:: Task requirements ::
Where a line contains the word "Picasso", copy that line.

:: Provided records ::
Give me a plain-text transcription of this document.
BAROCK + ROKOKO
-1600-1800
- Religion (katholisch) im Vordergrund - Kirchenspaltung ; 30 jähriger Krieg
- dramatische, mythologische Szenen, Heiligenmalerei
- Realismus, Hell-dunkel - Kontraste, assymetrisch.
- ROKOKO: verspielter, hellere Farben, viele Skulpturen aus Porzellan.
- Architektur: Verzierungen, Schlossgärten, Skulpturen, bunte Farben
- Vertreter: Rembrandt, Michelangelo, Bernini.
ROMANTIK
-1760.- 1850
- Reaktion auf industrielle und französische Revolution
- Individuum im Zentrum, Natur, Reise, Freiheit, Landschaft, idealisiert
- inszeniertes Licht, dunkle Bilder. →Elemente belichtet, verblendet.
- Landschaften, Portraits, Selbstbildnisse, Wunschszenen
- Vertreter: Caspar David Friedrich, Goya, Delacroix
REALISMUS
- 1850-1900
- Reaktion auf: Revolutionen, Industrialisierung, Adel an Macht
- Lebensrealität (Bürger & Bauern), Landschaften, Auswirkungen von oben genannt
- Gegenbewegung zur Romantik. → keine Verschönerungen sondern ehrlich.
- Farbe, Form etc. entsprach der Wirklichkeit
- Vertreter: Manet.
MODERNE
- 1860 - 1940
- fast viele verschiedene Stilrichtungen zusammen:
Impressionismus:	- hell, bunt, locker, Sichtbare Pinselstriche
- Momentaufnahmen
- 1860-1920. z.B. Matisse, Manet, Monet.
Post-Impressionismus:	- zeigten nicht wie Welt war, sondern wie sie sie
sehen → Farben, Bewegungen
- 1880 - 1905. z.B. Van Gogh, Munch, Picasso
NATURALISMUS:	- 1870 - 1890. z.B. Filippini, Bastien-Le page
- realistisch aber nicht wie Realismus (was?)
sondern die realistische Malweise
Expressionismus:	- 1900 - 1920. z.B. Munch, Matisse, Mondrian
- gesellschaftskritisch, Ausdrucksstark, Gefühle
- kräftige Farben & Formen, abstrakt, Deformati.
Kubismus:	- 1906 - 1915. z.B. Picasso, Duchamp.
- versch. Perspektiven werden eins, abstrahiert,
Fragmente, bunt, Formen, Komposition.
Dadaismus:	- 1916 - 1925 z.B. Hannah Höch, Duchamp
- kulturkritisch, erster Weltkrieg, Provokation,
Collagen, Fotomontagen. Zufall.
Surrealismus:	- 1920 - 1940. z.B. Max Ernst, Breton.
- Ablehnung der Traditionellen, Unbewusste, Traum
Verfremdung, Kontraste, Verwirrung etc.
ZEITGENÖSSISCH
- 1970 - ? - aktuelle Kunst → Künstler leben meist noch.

:: Answer to this exercise ::
- 1880 - 1905. z.B. Van Gogh, Munch, Picasso
Kubismus:	- 1906 - 1915. z.B. Picasso, Duchamp.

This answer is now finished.